**THE REQUEST:**
Report only how many lines of the entries below contain the string "this".

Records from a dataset

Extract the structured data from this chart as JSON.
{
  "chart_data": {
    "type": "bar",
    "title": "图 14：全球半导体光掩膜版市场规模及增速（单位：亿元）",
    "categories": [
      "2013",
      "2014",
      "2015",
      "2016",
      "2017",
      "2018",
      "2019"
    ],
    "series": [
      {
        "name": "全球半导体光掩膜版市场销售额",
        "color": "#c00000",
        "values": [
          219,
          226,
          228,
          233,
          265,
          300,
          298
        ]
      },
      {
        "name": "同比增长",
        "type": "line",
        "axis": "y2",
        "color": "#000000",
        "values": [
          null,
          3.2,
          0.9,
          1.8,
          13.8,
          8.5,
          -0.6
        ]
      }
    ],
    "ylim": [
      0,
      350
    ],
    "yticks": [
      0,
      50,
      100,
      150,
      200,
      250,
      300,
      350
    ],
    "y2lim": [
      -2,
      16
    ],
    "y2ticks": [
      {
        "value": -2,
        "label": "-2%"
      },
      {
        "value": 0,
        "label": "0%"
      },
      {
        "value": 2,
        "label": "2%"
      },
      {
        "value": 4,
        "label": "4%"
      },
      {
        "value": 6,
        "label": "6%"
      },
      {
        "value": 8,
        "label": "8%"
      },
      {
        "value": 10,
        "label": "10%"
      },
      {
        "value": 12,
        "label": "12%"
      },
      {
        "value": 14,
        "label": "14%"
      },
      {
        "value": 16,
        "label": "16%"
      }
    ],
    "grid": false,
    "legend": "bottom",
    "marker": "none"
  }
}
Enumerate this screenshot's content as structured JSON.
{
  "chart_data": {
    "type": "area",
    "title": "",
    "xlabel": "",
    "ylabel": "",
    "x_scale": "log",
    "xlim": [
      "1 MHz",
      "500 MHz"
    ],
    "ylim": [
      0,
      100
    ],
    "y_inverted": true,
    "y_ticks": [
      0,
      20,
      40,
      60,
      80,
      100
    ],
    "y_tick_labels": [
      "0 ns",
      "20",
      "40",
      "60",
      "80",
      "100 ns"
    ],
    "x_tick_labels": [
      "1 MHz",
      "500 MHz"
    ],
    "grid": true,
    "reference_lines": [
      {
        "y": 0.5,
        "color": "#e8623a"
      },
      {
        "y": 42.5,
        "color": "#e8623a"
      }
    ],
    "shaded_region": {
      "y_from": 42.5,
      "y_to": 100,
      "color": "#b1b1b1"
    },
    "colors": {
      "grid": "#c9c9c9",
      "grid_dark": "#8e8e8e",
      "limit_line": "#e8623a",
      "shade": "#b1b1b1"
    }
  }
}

**RESPONSE:**
2